_TASK PROMPT_
Reproduce the listing word for word, leaving every picture behind.

────────────────────

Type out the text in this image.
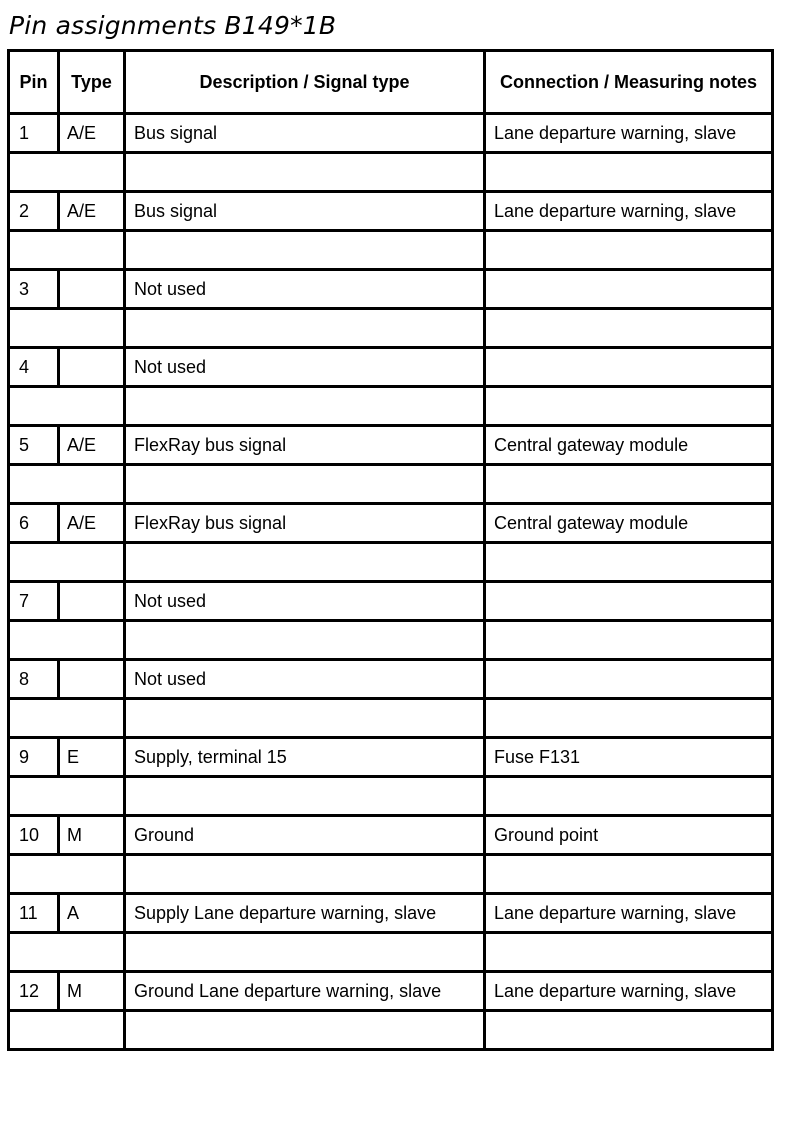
Pin assignments B149*1B
Pin	Type	Description / Signal type	Connection / Measuring notes
1	A/E	Bus signal	Lane departure warning, slave

2	A/E	Bus signal	Lane departure warning, slave

3		Not used	

4		Not used	

5	A/E	FlexRay bus signal	Central gateway module

6	A/E	FlexRay bus signal	Central gateway module

7		Not used	

8		Not used	

9	E	Supply, terminal 15	Fuse F131

10	M	Ground	Ground point

11	A	Supply Lane departure warning, slave	Lane departure warning, slave

12	M	Ground Lane departure warning, slave	Lane departure warning, slave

────────────────────

_COMPLETE ANSWER_
Type out the text in this image.
Pin assignments B149*1B
Pin	Type	Description / Signal type	Connection / Measuring notes
1	A/E	Bus signal	Lane departure warning, slave

2	A/E	Bus signal	Lane departure warning, slave

3		Not used	

4		Not used	

5	A/E	FlexRay bus signal	Central gateway module

6	A/E	FlexRay bus signal	Central gateway module

7		Not used	

8		Not used	

9	E	Supply, terminal 15	Fuse F131

10	M	Ground	Ground point

11	A	Supply Lane departure warning, slave	Lane departure warning, slave

12	M	Ground Lane departure warning, slave	Lane departure warning, slave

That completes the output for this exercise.